Task:
Reproduce every entry exactly.

Entries shown:

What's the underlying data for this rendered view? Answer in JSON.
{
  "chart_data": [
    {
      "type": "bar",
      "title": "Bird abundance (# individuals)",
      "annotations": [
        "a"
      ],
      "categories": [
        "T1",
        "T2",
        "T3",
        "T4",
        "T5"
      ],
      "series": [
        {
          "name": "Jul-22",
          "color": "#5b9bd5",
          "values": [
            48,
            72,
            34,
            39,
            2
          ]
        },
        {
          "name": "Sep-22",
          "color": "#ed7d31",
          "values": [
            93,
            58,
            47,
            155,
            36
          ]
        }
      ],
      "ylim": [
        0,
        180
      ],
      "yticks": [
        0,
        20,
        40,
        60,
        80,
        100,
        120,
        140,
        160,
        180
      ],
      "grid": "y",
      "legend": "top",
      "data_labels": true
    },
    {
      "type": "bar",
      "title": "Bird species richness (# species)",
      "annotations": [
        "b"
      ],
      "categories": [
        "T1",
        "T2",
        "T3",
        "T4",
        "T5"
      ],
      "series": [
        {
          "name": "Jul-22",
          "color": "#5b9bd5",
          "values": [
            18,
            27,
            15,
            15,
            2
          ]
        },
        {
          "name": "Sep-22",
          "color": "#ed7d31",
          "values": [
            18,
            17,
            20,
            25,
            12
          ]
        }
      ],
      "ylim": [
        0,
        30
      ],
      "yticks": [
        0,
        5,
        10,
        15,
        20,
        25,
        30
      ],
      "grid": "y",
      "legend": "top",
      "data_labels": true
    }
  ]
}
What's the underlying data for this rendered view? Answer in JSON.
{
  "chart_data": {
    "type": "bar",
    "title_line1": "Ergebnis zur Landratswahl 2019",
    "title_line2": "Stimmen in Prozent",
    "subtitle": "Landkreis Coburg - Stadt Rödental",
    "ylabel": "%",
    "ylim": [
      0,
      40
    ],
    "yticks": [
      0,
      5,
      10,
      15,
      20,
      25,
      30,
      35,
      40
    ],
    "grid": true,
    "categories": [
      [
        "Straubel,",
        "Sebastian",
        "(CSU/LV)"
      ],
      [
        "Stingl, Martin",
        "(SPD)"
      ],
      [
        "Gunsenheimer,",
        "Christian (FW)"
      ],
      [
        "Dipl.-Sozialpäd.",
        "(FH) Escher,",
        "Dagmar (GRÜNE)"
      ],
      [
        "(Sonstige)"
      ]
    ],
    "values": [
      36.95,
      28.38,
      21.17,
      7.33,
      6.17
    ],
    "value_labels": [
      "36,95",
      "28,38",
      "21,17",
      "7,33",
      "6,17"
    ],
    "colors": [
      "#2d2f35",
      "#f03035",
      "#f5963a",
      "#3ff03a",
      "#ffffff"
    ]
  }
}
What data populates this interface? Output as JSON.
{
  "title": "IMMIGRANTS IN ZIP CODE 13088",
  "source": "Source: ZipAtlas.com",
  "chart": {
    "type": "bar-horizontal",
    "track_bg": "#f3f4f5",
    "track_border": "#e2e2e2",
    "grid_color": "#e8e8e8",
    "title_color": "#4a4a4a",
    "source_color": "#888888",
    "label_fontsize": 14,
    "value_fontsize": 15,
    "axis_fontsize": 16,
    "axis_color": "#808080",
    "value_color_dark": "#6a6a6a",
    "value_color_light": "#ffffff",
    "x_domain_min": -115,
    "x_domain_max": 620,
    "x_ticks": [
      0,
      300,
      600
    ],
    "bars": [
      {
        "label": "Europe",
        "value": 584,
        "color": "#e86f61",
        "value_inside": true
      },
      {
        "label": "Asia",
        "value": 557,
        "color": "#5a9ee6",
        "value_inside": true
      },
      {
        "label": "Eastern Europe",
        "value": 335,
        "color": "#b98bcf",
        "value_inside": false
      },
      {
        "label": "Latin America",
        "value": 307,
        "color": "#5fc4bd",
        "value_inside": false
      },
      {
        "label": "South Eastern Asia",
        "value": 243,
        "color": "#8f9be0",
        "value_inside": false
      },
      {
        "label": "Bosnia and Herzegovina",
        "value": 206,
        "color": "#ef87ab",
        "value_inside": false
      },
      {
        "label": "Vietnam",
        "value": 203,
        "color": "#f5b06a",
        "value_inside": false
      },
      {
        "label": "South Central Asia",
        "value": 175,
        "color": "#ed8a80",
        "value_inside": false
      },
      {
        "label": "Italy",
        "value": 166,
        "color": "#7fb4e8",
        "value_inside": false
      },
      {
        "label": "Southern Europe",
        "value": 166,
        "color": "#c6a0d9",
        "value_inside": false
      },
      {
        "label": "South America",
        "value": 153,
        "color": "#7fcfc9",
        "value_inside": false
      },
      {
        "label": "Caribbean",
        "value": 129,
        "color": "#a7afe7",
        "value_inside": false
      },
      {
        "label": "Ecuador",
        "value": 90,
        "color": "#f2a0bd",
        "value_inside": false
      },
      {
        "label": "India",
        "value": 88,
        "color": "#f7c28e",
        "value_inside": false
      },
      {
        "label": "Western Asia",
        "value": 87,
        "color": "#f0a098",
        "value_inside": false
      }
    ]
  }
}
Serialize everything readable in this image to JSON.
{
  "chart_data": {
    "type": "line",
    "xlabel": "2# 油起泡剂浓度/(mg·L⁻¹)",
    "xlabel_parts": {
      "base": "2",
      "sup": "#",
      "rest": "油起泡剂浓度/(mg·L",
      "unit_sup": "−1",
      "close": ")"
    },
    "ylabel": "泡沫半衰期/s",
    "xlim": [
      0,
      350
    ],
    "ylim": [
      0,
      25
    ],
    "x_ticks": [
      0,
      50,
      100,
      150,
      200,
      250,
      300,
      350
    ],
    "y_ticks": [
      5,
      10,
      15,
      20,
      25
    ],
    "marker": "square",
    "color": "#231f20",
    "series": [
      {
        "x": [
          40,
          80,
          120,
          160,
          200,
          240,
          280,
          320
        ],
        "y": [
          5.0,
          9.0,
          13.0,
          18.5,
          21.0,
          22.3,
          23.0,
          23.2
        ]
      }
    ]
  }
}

Output of the task:
What's the underlying data for this rendered view? Answer in JSON.
{
  "chart_data": [
    {
      "type": "bar",
      "title": "Bird abundance (# individuals)",
      "annotations": [
        "a"
      ],
      "categories": [
        "T1",
        "T2",
        "T3",
        "T4",
        "T5"
      ],
      "series": [
        {
          "name": "Jul-22",
          "color": "#5b9bd5",
          "values": [
            48,
            72,
            34,
            39,
            2
          ]
        },
        {
          "name": "Sep-22",
          "color": "#ed7d31",
          "values": [
            93,
            58,
            47,
            155,
            36
          ]
        }
      ],
      "ylim": [
        0,
        180
      ],
      "yticks": [
        0,
        20,
        40,
        60,
        80,
        100,
        120,
        140,
        160,
        180
      ],
      "grid": "y",
      "legend": "top",
      "data_labels": true
    },
    {
      "type": "bar",
      "title": "Bird species richness (# species)",
      "annotations": [
        "b"
      ],
      "categories": [
        "T1",
        "T2",
        "T3",
        "T4",
        "T5"
      ],
      "series": [
        {
          "name": "Jul-22",
          "color": "#5b9bd5",
          "values": [
            18,
            27,
            15,
            15,
            2
          ]
        },
        {
          "name": "Sep-22",
          "color": "#ed7d31",
          "values": [
            18,
            17,
            20,
            25,
            12
          ]
        }
      ],
      "ylim": [
        0,
        30
      ],
      "yticks": [
        0,
        5,
        10,
        15,
        20,
        25,
        30
      ],
      "grid": "y",
      "legend": "top",
      "data_labels": true
    }
  ]
}
What's the underlying data for this rendered view? Answer in JSON.
{
  "chart_data": {
    "type": "bar",
    "title_line1": "Ergebnis zur Landratswahl 2019",
    "title_line2": "Stimmen in Prozent",
    "subtitle": "Landkreis Coburg - Stadt Rödental",
    "ylabel": "%",
    "ylim": [
      0,
      40
    ],
    "yticks": [
      0,
      5,
      10,
      15,
      20,
      25,
      30,
      35,
      40
    ],
    "grid": true,
    "categories": [
      [
        "Straubel,",
        "Sebastian",
        "(CSU/LV)"
      ],
      [
        "Stingl, Martin",
        "(SPD)"
      ],
      [
        "Gunsenheimer,",
        "Christian (FW)"
      ],
      [
        "Dipl.-Sozialpäd.",
        "(FH) Escher,",
        "Dagmar (GRÜNE)"
      ],
      [
        "(Sonstige)"
      ]
    ],
    "values": [
      36.95,
      28.38,
      21.17,
      7.33,
      6.17
    ],
    "value_labels": [
      "36,95",
      "28,38",
      "21,17",
      "7,33",
      "6,17"
    ],
    "colors": [
      "#2d2f35",
      "#f03035",
      "#f5963a",
      "#3ff03a",
      "#ffffff"
    ]
  }
}
What data populates this interface? Output as JSON.
{
  "title": "IMMIGRANTS IN ZIP CODE 13088",
  "source": "Source: ZipAtlas.com",
  "chart": {
    "type": "bar-horizontal",
    "track_bg": "#f3f4f5",
    "track_border": "#e2e2e2",
    "grid_color": "#e8e8e8",
    "title_color": "#4a4a4a",
    "source_color": "#888888",
    "label_fontsize": 14,
    "value_fontsize": 15,
    "axis_fontsize": 16,
    "axis_color": "#808080",
    "value_color_dark": "#6a6a6a",
    "value_color_light": "#ffffff",
    "x_domain_min": -115,
    "x_domain_max": 620,
    "x_ticks": [
      0,
      300,
      600
    ],
    "bars": [
      {
        "label": "Europe",
        "value": 584,
        "color": "#e86f61",
        "value_inside": true
      },
      {
        "label": "Asia",
        "value": 557,
        "color": "#5a9ee6",
        "value_inside": true
      },
      {
        "label": "Eastern Europe",
        "value": 335,
        "color": "#b98bcf",
        "value_inside": false
      },
      {
        "label": "Latin America",
        "value": 307,
        "color": "#5fc4bd",
        "value_inside": false
      },
      {
        "label": "South Eastern Asia",
        "value": 243,
        "color": "#8f9be0",
        "value_inside": false
      },
      {
        "label": "Bosnia and Herzegovina",
        "value": 206,
        "color": "#ef87ab",
        "value_inside": false
      },
      {
        "label": "Vietnam",
        "value": 203,
        "color": "#f5b06a",
        "value_inside": false
      },
      {
        "label": "South Central Asia",
        "value": 175,
        "color": "#ed8a80",
        "value_inside": false
      },
      {
        "label": "Italy",
        "value": 166,
        "color": "#7fb4e8",
        "value_inside": false
      },
      {
        "label": "Southern Europe",
        "value": 166,
        "color": "#c6a0d9",
        "value_inside": false
      },
      {
        "label": "South America",
        "value": 153,
        "color": "#7fcfc9",
        "value_inside": false
      },
      {
        "label": "Caribbean",
        "value": 129,
        "color": "#a7afe7",
        "value_inside": false
      },
      {
        "label": "Ecuador",
        "value": 90,
        "color": "#f2a0bd",
        "value_inside": false
      },
      {
        "label": "India",
        "value": 88,
        "color": "#f7c28e",
        "value_inside": false
      },
      {
        "label": "Western Asia",
        "value": 87,
        "color": "#f0a098",
        "value_inside": false
      }
    ]
  }
}
Serialize everything readable in this image to JSON.
{
  "chart_data": {
    "type": "line",
    "xlabel": "2# 油起泡剂浓度/(mg·L⁻¹)",
    "xlabel_parts": {
      "base": "2",
      "sup": "#",
      "rest": "油起泡剂浓度/(mg·L",
      "unit_sup": "−1",
      "close": ")"
    },
    "ylabel": "泡沫半衰期/s",
    "xlim": [
      0,
      350
    ],
    "ylim": [
      0,
      25
    ],
    "x_ticks": [
      0,
      50,
      100,
      150,
      200,
      250,
      300,
      350
    ],
    "y_ticks": [
      5,
      10,
      15,
      20,
      25
    ],
    "marker": "square",
    "color": "#231f20",
    "series": [
      {
        "x": [
          40,
          80,
          120,
          160,
          200,
          240,
          280,
          320
        ],
        "y": [
          5.0,
          9.0,
          13.0,
          18.5,
          21.0,
          22.3,
          23.0,
          23.2
        ]
      }
    ]
  }
}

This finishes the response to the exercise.